* **SOURCE DATA**:
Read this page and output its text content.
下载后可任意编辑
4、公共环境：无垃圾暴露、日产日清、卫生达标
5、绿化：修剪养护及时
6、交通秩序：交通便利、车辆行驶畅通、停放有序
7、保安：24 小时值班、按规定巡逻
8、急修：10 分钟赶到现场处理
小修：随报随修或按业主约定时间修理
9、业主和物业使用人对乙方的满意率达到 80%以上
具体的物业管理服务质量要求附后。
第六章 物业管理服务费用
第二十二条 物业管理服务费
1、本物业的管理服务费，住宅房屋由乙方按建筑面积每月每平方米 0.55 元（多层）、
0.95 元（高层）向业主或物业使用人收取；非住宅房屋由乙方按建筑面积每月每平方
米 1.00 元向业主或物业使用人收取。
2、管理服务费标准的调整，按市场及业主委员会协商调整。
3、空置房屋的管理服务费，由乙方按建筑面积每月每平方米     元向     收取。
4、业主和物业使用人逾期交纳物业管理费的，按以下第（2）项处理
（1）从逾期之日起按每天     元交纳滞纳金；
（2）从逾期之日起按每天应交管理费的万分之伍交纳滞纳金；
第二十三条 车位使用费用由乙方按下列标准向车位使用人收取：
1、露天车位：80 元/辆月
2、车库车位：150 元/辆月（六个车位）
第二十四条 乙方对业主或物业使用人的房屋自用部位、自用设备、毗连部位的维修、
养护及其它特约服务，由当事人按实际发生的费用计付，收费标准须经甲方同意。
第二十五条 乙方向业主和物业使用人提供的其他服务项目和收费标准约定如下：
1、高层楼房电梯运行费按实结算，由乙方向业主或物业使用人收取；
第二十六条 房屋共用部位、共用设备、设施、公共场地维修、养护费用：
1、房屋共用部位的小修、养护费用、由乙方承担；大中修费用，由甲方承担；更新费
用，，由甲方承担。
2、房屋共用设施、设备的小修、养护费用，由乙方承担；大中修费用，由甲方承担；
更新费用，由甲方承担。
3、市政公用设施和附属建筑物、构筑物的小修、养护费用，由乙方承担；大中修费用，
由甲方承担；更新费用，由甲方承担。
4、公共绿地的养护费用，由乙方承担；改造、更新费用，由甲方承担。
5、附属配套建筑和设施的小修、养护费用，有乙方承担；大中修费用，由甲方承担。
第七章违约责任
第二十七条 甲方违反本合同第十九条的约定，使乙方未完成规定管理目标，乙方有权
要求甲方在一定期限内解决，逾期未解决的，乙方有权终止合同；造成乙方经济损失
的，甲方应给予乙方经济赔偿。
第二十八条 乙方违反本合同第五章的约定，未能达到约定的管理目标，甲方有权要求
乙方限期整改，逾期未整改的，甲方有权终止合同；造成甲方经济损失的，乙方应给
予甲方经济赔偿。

* **PROBLEM**: Each line in the data that holds the string "更新费用" should be found and copied.

* **IN RESPONSE**:
更新费用，由甲方承担。
由甲方承担；更新费用，由甲方承担。
4、公共绿地的养护费用，由乙方承担；改造、更新费用，由甲方承担。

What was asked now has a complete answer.